Extracted data entries

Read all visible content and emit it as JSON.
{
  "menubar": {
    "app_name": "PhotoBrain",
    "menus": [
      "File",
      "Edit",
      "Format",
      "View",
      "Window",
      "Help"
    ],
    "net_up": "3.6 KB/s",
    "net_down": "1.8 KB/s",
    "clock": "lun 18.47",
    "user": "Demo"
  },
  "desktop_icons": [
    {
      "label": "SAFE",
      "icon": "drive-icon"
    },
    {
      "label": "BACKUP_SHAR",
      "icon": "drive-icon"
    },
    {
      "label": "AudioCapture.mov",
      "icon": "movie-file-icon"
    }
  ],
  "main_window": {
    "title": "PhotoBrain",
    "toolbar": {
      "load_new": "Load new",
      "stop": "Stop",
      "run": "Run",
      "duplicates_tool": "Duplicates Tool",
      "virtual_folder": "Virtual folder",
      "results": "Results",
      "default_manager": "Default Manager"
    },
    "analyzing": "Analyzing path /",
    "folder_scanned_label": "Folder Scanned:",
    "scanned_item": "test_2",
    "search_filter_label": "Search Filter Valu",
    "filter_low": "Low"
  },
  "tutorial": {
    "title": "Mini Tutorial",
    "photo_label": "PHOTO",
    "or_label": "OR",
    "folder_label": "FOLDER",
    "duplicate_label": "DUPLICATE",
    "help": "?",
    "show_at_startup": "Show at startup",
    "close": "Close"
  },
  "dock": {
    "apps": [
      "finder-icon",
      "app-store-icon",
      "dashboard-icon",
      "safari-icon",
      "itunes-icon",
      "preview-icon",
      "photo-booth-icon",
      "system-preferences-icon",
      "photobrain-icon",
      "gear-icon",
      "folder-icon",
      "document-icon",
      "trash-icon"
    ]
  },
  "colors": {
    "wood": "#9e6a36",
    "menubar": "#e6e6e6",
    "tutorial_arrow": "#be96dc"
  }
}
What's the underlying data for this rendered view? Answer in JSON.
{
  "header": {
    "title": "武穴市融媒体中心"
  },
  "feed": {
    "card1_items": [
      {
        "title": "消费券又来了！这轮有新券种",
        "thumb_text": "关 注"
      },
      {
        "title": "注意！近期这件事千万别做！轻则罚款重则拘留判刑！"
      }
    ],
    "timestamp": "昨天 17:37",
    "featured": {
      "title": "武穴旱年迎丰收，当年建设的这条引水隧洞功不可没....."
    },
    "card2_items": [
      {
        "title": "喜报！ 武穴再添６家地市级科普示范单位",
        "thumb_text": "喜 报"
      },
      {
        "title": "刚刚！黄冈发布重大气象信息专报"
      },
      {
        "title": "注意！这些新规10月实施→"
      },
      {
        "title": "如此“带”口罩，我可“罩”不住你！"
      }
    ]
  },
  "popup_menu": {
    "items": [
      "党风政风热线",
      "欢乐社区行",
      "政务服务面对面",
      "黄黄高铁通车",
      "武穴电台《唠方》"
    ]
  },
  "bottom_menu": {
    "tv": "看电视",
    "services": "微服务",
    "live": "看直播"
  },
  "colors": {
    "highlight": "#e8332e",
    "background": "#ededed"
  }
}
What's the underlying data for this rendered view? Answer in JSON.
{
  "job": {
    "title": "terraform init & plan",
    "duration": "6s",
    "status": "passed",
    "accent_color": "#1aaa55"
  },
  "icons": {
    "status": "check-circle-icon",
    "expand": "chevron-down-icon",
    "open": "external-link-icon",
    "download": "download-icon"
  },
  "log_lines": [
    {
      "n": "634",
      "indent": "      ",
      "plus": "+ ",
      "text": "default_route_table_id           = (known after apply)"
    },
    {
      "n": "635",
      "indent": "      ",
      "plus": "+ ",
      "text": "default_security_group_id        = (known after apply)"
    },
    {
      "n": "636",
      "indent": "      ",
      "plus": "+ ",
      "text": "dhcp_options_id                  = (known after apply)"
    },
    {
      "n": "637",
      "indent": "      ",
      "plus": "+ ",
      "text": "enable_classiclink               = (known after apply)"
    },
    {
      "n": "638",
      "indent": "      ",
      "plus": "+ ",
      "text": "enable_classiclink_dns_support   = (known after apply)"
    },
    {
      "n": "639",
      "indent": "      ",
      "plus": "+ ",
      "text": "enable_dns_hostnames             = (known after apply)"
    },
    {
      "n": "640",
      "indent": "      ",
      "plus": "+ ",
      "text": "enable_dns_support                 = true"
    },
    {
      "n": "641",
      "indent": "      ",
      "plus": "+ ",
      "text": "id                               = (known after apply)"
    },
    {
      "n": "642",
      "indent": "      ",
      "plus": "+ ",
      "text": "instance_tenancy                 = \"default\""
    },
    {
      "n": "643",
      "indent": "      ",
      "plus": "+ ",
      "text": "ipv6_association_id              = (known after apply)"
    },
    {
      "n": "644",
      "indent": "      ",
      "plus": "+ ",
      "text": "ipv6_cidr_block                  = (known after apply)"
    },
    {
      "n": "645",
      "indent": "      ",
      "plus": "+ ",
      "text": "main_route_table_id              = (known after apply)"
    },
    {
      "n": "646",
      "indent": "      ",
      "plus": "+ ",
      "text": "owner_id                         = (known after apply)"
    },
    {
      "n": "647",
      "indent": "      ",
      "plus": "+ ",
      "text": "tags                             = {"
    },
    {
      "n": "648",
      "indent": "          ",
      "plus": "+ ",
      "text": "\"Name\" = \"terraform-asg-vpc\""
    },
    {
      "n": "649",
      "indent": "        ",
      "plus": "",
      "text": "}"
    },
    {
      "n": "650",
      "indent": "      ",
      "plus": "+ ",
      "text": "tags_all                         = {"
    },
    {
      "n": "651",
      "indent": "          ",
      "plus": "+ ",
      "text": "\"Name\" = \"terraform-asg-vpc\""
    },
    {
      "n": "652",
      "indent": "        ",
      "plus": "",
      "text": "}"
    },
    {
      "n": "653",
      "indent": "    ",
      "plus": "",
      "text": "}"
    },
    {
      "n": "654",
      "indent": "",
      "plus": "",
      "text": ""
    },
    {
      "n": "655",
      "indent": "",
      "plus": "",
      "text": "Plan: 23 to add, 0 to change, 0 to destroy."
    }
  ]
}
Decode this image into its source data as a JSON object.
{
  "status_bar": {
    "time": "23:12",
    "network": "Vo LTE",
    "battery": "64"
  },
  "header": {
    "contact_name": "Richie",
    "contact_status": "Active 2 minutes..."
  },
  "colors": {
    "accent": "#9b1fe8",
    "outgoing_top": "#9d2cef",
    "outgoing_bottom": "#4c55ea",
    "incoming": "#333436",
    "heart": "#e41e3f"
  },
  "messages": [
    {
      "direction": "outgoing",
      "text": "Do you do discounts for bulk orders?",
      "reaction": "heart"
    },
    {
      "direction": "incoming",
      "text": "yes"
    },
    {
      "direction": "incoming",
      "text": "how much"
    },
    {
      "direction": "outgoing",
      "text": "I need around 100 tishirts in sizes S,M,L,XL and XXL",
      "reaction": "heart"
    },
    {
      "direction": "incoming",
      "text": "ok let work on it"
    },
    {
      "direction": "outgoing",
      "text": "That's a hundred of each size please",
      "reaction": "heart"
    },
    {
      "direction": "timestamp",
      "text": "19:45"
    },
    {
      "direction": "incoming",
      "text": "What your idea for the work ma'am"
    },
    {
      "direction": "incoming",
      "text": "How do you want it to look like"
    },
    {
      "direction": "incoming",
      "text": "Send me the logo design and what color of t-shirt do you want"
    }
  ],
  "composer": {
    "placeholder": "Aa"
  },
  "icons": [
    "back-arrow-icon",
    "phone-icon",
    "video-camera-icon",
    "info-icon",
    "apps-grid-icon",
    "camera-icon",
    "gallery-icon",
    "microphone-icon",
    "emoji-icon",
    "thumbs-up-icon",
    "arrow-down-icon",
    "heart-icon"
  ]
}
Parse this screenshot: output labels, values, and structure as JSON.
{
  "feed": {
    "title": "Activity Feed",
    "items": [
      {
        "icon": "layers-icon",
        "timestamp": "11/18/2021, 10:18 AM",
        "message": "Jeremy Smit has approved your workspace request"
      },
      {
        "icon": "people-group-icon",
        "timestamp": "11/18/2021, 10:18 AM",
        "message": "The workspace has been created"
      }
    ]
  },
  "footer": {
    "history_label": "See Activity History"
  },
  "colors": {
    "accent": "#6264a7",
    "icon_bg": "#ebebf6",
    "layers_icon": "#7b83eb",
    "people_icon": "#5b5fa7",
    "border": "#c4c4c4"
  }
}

▶ **WORK TO COMPLETE**: Above are some records. Count the lines among them with the word "workspace", and answer with the number only.

▶ **SOLUTION TO THE PROBLEM**: 2